§ Set problem A: Format as a numbered list the part of the rows that opens with the line containing "- data-label: 71,9: [126, 72, 146, 80]" and closes with the line containing "- y-tick-label: 70,0: [60, 84, 78, 93]", leaving out any blank lines.

Vespa elasticity

Vespa allows applications to grow (and shrink) their hardware while serving queries and accepting writes as normal. Data is automatically redistributed in the background using the minimal amount of data movement required to reestablish an even data distribution. No restarts or other operations are needed, just change the hardware listed in the configuration and redeploy the application.

The same mechanism is used to automatically recover from an unexpected loss of a machine - new copies of the data are created automatically to reestablish the configured data redundancy. Hence, faulty nodes is not a problem which requires immediate attention in Vespa. As long as the system has enough capacity in total to deal with the data and traffic it will self-heal from any hardware failure.

This article details three subjects:

Storage and retrieval

The data distribution system in Vespa consists of two main components: distributors and storage nodes. The storage nodes provide a Service Provider Interface (SPI) that abstracts how documents are stored in the elastic system. Documents are both written to and read from the system through a distributor.

To handle a large number of documents, Vespa groups them in buckets, either through hashing or through hints located in the document id. The SPI is the link between the elastic bucket management system and the documents storage. In Vespa, the SPI is implemented by proton nodes.

At feeding, a document is sent to all replicas of the bucket. If bucket replicas are out of sync, a bucket merge operation is run to re-sync the bucket. Buckets are split when they grow too large, and joined when they shrink. A bucket contains tombstones of recently removed documents. Read more about document expiry and batch removes in document expiry.

Writing documents

Documents enter Vespa using the Document API, using vespa-feeder, Document API, the Vespa HTTP Client or Java Document API (all binaries use the Java Document API). If no route is set, clients feed to the default route. Next, they enter document processing (round-robin) where the documents are prepared for indexing, before entering the distributor. The distributor determines which bucket should hold each document, and sends them to content nodes:

Document processing The document processing chain is a chain of processors that manipulate documents before they are stored. Document processors can be user defined. When using indexed search, the final step in the chain prepares documents for indexing. The document processing chain calculates a bucket id for each document, which is used to select the correct distributor, using the Document API. The Document API forwards requests to distributors. It calculates correct distributors to talk to using the distribution algorithm and knowledge of the cluster state. With no known cluster state, the client library will send requests to random nodes, which will reply with the updated state if the node was not the correct one. Cluster states are versioned, such that clients hitting outdated distributors does not override updated states with old states.

§ Supplied records:
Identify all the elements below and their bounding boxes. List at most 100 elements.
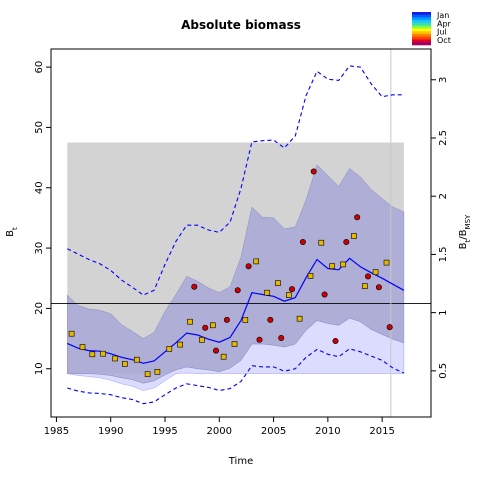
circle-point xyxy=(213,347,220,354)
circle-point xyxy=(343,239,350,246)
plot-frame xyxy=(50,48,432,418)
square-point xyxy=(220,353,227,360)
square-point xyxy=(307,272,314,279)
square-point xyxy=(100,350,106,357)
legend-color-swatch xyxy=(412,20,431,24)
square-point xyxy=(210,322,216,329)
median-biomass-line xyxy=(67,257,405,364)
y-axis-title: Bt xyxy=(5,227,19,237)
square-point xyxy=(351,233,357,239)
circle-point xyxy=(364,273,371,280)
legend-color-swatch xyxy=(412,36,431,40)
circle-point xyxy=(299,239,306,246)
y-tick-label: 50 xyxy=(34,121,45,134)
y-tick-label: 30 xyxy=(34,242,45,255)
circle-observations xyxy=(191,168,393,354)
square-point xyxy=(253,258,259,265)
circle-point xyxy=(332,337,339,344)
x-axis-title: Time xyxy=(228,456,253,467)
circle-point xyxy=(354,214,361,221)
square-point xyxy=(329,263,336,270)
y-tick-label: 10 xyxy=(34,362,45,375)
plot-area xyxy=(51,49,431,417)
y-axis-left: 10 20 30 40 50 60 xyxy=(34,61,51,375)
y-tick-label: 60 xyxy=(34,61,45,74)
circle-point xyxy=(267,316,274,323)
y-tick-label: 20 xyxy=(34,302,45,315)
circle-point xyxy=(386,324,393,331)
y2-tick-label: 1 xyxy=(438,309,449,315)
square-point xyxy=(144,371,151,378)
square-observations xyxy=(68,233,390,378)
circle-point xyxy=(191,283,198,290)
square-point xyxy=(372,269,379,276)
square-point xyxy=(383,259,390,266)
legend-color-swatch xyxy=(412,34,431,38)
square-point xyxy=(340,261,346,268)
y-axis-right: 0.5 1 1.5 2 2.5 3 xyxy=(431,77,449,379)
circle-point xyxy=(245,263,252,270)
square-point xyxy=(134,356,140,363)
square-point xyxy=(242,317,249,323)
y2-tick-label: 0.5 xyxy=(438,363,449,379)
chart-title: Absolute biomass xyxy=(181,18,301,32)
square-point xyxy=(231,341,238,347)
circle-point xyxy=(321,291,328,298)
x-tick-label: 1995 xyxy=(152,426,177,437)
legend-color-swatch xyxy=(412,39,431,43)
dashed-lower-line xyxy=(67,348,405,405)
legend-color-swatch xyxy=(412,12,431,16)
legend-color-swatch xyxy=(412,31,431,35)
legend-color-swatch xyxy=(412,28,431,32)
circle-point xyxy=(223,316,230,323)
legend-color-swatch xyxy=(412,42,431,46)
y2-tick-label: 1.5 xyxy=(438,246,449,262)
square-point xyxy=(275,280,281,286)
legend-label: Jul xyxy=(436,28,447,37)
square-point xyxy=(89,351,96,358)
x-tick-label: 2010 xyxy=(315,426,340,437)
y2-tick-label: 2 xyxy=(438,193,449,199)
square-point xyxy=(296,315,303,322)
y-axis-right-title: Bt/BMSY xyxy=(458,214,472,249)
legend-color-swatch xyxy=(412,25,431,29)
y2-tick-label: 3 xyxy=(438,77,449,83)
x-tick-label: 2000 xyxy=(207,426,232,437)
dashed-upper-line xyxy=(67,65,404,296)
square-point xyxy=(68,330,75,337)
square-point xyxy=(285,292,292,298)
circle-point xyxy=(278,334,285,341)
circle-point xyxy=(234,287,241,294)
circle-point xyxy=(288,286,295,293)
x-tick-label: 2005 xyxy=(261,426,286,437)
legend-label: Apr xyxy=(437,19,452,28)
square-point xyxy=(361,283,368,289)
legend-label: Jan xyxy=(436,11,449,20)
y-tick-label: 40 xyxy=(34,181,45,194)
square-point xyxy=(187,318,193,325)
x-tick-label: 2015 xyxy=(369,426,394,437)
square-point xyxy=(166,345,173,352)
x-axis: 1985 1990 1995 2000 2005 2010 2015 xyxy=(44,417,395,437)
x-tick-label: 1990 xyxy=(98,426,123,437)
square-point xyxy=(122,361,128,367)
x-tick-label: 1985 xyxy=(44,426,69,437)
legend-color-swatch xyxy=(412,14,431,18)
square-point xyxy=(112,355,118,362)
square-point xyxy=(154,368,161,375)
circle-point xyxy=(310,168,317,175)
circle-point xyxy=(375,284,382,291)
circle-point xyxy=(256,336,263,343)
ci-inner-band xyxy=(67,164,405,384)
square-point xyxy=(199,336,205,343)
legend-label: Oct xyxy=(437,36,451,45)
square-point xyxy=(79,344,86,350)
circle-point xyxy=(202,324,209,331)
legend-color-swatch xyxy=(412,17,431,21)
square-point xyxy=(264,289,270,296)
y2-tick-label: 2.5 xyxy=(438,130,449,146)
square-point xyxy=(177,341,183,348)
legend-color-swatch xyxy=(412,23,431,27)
---
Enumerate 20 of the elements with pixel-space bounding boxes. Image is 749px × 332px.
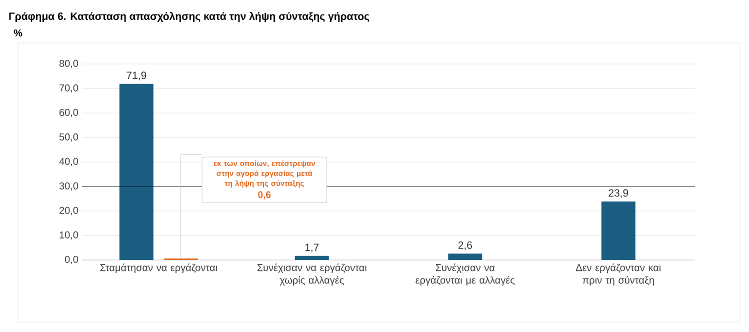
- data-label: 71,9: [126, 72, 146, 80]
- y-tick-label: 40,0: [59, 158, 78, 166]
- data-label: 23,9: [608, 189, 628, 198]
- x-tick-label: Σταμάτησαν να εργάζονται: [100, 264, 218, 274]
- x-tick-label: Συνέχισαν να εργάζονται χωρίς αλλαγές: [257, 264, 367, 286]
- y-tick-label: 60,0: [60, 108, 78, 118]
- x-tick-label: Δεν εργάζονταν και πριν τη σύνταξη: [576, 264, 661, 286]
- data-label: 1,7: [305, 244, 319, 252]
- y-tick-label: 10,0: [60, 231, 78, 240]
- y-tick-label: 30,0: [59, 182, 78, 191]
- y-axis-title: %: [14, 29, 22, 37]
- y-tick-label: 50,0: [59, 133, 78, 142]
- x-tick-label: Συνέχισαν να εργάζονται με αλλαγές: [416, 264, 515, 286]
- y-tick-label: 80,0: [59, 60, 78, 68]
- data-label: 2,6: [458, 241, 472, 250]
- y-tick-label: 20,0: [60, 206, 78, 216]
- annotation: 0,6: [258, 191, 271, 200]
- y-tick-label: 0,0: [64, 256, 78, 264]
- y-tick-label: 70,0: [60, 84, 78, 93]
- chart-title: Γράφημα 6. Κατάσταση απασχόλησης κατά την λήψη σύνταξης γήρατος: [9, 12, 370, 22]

§ Set problem B: From the text on Vespa elasticity, quote the part that opens with the words containing "This article details" and closes with "by proton nodes.".

§ Solution A:
1. - data-label: 71,9: [126, 72, 146, 80]
2. - y-tick-label: 40,0: [59, 158, 78, 166]
3. - data-label: 23,9: [608, 189, 628, 198]
4. - x-tick-label: Σταμάτησαν να εργάζονται: [100, 264, 218, 274]
5. - x-tick-label: Συνέχισαν να εργάζονται χωρίς αλλαγές: [257, 264, 367, 286]
6. - y-tick-label: 60,0: [60, 108, 78, 118]
7. - x-tick-label: Δεν εργάζονταν και πριν τη σύνταξη: [576, 264, 661, 286]
8. - data-label: 1,7: [305, 244, 319, 252]
9. - y-tick-label: 10,0: [60, 231, 78, 240]
10. - y-tick-label: 30,0: [59, 182, 78, 191]
11. - y-axis-title: %: [14, 29, 22, 37]
12. - y-tick-label: 50,0: [59, 133, 78, 142]
13. - x-tick-label: Συνέχισαν να εργάζονται με αλλαγές: [416, 264, 515, 286]
14. - y-tick-label: 80,0: [59, 60, 78, 68]
15. - data-label: 2,6: [458, 241, 472, 250]
16. - y-tick-label: 20,0: [60, 206, 78, 216]
17. - annotation: 0,6: [258, 191, 271, 200]
18. - y-tick-label: 0,0: [64, 256, 78, 264]
19. - y-tick-label: 70,0: [60, 84, 78, 93]

§ Solution B:
This article details three subjects:

Storage and retrieval

The data distribution system in Vespa consists of two main components: distributors and storage nodes. The storage nodes provide a Service Provider Interface (SPI) that abstracts how documents are stored in the elastic system. Documents are both written to and read from the system through a distributor.

To handle a large number of documents, Vespa groups them in buckets, either through hashing or through hints located in the document id. The SPI is the link between the elastic bucket management system and the documents storage. In Vespa, the SPI is implemented by proton nodes.